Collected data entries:
┄┄┄┄┄┄┄┄┄┄

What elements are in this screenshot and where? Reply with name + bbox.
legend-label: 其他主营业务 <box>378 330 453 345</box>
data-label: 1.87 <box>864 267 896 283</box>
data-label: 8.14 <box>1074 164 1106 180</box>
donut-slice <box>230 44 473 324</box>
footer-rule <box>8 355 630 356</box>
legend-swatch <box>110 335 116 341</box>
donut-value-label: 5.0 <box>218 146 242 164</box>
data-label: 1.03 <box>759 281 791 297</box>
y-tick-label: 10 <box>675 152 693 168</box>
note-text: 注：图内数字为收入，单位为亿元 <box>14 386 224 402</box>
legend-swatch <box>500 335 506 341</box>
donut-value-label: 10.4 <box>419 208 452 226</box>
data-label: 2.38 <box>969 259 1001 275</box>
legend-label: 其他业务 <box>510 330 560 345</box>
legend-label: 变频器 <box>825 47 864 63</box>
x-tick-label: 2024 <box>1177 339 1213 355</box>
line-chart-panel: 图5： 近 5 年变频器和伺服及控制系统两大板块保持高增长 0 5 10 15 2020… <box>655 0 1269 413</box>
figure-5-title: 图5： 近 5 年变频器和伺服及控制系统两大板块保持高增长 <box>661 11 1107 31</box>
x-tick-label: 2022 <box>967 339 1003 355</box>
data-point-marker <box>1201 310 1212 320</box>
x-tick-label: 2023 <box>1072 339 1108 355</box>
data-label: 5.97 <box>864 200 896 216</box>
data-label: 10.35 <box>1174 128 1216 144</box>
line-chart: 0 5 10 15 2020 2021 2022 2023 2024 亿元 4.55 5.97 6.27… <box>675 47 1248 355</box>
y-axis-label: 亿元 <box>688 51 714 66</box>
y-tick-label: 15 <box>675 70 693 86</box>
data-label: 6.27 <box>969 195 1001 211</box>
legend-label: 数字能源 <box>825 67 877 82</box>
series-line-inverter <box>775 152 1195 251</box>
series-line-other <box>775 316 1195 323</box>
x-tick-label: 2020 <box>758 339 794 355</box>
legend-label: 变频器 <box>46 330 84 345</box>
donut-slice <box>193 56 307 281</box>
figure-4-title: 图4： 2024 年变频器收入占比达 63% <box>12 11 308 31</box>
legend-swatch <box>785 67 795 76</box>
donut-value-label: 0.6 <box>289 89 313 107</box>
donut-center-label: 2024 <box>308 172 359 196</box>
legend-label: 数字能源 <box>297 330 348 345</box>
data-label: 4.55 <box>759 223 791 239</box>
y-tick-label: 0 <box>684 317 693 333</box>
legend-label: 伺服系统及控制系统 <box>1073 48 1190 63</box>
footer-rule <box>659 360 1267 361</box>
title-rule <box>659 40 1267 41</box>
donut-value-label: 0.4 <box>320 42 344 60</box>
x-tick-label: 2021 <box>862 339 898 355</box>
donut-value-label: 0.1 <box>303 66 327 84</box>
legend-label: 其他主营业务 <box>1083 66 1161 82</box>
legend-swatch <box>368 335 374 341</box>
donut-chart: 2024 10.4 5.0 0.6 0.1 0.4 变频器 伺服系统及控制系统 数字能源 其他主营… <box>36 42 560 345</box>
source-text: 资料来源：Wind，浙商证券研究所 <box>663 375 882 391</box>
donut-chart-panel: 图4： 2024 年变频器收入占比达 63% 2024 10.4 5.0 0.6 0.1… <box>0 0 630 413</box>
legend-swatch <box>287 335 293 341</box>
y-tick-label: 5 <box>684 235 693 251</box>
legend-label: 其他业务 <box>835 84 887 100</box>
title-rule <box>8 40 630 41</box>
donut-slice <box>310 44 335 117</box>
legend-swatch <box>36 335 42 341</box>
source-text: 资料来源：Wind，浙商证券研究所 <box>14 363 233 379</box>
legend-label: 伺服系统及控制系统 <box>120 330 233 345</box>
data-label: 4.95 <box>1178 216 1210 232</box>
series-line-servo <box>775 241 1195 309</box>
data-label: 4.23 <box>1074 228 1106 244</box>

┄┄┄┄┄┄┄┄┄┄

## Task goal
Reproduce the records from their start through the line containing "donut-slice <box>230 44 473 324</box>", inclusive, substituting "value-label" for "data-label" and leaving everything else unchanged.

## Solution to the problem
What elements are in this screenshot and where? Reply with name + bbox.
legend-label: 其他主营业务 <box>378 330 453 345</box>
value-label: 1.87 <box>864 267 896 283</box>
value-label: 8.14 <box>1074 164 1106 180</box>
donut-slice <box>230 44 473 324</box>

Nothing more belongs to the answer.